**YOUR OBJECTIVE**
Select, from the data, each line where "Realistic" occurs.

-------

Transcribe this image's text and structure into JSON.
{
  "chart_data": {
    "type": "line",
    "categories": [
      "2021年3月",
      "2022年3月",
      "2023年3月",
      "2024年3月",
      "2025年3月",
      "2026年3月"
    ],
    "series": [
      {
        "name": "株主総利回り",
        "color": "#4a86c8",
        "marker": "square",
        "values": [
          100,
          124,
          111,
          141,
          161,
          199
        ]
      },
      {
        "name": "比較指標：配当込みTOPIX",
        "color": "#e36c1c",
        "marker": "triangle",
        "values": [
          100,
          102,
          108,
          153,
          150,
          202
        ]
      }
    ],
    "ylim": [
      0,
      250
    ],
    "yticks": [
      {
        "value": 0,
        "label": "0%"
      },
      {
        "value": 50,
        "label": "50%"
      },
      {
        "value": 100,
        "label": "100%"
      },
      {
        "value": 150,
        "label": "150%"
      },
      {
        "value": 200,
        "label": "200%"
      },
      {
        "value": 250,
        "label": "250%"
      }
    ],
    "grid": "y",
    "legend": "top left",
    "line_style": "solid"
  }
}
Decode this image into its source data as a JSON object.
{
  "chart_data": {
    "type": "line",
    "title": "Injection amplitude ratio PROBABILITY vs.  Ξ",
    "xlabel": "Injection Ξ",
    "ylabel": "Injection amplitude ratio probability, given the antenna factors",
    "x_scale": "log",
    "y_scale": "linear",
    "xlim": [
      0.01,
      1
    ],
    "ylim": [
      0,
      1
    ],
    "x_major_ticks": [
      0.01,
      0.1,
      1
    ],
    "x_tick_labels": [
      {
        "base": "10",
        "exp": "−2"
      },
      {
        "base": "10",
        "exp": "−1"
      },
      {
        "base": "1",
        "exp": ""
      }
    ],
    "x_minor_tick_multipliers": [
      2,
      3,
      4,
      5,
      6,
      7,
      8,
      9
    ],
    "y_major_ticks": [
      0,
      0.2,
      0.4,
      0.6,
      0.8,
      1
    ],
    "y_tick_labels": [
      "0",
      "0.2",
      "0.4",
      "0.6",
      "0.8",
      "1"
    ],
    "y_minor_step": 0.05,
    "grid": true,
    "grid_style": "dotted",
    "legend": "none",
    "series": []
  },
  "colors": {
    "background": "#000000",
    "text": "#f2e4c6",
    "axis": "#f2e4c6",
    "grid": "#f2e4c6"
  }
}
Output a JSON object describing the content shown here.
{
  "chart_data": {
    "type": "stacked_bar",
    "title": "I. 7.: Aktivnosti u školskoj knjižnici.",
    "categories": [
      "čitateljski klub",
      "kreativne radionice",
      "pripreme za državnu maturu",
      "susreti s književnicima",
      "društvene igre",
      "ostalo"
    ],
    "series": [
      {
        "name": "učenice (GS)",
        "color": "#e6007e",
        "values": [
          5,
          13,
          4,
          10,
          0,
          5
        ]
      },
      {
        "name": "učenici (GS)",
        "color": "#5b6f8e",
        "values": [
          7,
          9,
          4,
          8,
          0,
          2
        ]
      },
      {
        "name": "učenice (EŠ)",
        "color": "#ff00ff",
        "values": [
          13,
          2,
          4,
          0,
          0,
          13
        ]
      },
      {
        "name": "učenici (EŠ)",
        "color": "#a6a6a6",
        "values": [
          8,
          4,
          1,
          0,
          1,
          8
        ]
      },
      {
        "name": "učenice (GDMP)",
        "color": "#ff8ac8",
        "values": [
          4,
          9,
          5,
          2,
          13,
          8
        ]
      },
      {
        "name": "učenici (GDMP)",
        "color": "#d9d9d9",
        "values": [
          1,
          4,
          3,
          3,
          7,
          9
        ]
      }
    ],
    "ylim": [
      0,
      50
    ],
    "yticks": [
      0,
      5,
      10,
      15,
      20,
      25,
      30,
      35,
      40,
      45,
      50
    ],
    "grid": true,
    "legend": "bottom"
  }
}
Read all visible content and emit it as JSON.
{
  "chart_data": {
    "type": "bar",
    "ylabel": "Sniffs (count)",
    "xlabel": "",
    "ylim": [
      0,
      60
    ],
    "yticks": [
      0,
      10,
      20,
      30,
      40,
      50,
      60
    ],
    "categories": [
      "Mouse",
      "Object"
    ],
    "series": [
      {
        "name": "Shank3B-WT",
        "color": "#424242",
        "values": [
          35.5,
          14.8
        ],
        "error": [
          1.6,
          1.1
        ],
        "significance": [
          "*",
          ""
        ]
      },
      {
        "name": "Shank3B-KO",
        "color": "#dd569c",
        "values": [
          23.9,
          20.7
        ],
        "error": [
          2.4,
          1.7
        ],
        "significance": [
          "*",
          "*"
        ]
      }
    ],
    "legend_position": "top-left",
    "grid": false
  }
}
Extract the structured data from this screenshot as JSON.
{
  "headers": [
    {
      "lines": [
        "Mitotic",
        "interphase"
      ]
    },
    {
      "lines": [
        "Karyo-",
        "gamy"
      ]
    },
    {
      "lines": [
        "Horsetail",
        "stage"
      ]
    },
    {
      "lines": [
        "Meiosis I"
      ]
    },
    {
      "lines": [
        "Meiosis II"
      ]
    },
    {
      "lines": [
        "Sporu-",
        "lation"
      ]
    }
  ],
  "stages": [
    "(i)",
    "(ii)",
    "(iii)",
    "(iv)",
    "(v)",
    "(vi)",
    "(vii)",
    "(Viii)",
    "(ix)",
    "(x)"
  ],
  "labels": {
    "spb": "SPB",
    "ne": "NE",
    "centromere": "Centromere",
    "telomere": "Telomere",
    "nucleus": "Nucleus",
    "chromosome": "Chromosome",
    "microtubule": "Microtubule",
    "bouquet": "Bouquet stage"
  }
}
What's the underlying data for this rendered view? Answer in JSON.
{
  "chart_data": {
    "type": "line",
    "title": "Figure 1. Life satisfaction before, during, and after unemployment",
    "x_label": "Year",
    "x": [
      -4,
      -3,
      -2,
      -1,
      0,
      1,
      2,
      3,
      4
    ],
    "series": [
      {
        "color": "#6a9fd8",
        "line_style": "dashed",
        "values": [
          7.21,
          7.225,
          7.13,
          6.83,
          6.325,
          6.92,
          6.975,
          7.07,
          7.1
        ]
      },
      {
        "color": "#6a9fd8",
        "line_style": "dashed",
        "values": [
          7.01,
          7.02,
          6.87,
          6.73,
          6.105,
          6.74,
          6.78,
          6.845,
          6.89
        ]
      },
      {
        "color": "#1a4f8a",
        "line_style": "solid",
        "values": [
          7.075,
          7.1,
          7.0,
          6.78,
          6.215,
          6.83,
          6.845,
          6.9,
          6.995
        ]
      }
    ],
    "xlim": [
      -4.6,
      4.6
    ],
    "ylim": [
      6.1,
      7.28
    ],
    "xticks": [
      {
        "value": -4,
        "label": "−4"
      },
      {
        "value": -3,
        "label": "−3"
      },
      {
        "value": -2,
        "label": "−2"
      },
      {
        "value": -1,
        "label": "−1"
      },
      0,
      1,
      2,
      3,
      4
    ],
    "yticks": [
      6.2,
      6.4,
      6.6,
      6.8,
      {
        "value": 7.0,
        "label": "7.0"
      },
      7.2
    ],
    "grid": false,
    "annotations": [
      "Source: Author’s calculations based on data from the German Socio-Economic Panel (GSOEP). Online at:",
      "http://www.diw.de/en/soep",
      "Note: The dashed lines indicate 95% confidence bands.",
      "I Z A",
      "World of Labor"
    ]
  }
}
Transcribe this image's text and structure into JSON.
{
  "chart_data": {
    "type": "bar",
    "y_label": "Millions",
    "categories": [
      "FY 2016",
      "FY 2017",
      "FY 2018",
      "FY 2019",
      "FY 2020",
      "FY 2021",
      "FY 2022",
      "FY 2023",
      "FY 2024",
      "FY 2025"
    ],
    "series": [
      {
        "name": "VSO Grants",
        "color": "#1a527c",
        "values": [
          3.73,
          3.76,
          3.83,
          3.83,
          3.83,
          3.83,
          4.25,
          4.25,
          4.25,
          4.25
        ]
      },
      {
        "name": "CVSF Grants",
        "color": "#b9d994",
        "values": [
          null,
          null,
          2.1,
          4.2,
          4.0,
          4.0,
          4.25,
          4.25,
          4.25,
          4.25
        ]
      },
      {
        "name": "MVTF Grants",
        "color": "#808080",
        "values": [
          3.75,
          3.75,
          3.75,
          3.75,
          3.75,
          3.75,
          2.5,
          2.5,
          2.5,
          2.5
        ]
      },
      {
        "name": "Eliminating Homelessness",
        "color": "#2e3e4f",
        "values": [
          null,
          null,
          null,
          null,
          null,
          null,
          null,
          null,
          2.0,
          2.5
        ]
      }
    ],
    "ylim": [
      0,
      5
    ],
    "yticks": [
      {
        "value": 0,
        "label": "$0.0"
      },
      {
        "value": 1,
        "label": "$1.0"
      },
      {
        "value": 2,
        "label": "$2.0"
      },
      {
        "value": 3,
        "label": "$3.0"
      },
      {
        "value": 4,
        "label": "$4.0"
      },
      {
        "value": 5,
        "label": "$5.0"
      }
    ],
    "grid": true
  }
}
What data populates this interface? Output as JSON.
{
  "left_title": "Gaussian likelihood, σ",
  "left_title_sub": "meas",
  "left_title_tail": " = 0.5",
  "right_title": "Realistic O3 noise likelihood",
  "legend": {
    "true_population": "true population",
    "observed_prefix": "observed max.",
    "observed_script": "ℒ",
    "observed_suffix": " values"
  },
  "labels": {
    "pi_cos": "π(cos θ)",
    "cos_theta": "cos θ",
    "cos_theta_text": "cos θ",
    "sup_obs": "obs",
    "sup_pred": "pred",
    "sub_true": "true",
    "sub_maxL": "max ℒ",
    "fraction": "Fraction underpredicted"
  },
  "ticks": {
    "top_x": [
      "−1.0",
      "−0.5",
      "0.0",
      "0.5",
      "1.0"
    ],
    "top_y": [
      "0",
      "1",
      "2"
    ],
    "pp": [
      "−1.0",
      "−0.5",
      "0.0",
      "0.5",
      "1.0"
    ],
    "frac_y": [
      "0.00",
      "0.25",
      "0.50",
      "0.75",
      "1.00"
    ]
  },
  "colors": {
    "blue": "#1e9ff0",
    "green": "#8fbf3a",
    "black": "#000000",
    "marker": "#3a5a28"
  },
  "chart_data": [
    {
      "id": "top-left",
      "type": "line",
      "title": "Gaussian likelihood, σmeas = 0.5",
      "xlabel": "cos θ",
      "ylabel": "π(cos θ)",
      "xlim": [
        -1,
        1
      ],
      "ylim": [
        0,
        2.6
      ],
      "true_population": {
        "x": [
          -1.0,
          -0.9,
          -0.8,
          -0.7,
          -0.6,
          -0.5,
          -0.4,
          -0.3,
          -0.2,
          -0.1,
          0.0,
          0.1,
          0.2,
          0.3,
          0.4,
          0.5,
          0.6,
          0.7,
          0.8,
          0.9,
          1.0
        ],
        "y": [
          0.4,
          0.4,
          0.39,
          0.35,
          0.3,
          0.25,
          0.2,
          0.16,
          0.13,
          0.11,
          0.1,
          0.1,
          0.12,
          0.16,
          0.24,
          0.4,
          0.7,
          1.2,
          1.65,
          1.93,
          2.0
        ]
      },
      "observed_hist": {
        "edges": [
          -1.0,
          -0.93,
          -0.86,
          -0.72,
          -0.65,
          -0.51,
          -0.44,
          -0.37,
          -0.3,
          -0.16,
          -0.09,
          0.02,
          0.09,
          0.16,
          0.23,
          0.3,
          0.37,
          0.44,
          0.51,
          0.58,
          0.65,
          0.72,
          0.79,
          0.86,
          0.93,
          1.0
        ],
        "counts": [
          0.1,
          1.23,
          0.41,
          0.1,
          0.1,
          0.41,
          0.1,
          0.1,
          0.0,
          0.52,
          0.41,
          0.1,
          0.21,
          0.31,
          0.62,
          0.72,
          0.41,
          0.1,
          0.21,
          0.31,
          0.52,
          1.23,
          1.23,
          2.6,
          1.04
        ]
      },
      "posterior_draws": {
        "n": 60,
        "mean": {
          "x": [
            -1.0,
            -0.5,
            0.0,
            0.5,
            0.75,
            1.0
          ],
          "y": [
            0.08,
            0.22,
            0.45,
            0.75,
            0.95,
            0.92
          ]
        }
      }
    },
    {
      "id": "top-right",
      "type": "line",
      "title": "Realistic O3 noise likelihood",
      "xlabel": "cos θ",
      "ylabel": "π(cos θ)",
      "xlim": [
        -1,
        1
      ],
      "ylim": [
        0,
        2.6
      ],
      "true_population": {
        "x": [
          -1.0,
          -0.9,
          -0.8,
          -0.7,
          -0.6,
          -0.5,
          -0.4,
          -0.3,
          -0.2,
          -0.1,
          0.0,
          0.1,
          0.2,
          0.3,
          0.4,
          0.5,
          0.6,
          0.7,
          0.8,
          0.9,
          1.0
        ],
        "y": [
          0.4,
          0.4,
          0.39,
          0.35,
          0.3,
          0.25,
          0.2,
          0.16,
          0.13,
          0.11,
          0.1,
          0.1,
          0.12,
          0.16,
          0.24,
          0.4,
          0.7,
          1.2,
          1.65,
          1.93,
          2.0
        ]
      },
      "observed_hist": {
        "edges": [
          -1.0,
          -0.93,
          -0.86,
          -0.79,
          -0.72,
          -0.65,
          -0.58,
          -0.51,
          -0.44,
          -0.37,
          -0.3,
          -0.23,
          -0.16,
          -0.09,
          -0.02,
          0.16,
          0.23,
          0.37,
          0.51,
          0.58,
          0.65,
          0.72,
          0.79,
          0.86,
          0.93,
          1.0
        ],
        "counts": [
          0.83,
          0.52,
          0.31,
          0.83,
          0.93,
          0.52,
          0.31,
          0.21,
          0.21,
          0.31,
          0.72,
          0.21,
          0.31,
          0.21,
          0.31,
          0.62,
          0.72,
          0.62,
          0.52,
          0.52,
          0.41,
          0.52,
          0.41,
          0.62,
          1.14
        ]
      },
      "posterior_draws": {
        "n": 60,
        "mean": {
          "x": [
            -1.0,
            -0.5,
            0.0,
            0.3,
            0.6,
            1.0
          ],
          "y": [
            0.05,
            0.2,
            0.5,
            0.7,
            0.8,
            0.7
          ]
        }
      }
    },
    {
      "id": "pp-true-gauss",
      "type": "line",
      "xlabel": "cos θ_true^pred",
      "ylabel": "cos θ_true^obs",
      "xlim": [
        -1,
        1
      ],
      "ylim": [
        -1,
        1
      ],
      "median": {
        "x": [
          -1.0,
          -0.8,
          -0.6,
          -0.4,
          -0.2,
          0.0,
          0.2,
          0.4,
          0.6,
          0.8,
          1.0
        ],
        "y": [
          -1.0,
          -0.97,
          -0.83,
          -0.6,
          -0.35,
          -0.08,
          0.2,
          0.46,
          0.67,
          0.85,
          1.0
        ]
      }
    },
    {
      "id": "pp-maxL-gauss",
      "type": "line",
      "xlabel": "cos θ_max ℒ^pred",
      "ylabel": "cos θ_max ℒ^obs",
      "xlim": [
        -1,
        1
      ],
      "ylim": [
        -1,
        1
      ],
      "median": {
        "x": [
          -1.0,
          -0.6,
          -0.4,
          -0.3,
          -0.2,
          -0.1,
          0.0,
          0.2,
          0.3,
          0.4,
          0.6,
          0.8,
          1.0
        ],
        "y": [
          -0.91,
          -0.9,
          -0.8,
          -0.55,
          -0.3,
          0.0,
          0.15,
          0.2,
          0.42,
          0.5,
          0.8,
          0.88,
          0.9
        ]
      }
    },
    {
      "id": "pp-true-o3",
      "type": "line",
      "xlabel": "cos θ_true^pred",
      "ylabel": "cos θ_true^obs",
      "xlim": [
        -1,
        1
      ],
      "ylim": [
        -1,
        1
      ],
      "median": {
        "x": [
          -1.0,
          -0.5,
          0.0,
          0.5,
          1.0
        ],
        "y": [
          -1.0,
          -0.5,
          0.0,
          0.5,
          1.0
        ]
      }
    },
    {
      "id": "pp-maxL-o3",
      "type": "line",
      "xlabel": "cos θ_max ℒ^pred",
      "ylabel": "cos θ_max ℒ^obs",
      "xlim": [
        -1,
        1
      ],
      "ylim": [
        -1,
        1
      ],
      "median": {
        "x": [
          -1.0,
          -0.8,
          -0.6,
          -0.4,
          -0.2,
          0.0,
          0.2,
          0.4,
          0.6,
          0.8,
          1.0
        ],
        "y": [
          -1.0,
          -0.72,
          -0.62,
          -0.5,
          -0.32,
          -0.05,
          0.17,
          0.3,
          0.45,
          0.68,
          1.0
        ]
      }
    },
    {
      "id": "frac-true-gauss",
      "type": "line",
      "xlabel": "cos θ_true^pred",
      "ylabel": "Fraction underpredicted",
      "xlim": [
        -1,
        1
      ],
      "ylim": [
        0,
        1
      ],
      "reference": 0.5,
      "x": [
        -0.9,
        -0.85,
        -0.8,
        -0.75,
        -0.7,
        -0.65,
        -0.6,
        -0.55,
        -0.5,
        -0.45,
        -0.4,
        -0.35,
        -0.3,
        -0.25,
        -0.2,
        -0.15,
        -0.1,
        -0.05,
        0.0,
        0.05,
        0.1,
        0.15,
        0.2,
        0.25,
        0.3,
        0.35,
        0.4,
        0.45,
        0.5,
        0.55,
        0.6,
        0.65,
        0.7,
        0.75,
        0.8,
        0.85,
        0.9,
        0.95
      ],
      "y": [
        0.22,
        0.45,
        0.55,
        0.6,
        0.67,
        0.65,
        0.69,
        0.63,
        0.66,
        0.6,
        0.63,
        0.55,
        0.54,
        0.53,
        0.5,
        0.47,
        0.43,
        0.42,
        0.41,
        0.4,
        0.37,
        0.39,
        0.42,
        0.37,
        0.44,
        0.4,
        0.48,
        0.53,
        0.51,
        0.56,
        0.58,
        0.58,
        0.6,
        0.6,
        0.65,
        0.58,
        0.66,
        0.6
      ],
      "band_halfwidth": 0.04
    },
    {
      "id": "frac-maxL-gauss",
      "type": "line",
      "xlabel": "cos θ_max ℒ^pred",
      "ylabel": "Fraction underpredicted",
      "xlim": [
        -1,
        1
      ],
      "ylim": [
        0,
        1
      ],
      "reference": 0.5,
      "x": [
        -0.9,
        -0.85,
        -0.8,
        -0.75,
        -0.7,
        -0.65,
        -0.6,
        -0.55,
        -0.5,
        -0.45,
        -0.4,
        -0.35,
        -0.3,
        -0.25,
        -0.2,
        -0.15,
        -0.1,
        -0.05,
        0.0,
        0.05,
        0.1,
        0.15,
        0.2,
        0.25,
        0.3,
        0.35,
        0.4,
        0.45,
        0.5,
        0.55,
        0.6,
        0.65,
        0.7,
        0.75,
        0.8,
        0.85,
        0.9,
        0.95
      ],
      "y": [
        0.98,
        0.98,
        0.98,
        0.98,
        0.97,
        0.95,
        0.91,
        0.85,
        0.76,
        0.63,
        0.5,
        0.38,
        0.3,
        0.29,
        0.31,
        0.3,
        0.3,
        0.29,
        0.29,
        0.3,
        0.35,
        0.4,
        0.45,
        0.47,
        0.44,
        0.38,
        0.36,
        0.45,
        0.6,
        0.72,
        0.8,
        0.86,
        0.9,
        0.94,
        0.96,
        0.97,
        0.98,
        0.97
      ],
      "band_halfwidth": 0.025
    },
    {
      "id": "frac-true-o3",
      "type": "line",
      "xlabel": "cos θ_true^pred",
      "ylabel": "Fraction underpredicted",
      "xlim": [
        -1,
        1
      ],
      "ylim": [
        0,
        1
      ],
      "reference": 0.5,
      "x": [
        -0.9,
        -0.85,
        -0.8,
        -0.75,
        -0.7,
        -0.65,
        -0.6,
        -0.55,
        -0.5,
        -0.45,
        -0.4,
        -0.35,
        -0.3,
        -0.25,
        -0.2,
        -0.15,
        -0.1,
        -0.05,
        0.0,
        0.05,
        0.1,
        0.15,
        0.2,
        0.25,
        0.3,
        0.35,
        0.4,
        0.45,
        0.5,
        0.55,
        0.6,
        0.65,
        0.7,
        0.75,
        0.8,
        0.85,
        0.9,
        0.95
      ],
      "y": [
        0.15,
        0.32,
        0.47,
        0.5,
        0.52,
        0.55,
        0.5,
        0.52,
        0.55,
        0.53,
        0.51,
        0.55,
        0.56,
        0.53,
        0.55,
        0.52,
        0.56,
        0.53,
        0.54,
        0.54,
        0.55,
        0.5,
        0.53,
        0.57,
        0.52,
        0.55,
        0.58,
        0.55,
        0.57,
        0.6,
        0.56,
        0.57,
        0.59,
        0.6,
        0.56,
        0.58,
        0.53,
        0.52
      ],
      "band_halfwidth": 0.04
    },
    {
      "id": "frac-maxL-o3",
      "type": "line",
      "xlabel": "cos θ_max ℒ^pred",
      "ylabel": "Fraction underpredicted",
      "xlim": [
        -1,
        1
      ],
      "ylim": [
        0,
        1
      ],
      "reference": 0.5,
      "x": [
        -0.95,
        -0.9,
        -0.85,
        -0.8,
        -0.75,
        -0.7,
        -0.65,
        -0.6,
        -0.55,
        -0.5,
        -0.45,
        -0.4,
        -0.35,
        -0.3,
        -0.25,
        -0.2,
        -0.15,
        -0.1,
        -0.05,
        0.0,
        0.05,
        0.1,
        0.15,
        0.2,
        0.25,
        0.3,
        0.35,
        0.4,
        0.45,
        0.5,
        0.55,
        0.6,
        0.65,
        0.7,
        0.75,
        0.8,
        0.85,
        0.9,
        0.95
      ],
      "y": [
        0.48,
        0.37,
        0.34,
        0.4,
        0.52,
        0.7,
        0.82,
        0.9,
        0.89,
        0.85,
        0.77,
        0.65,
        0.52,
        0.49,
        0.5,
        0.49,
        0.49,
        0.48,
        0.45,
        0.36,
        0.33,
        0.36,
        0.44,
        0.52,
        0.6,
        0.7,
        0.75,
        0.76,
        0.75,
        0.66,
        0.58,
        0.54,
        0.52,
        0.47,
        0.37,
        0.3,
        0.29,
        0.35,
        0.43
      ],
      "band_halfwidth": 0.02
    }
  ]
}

-------

**ANSWER TO THE EXERCISE**
  "right_title": "Realistic O3 noise likelihood",
      "title": "Realistic O3 noise likelihood",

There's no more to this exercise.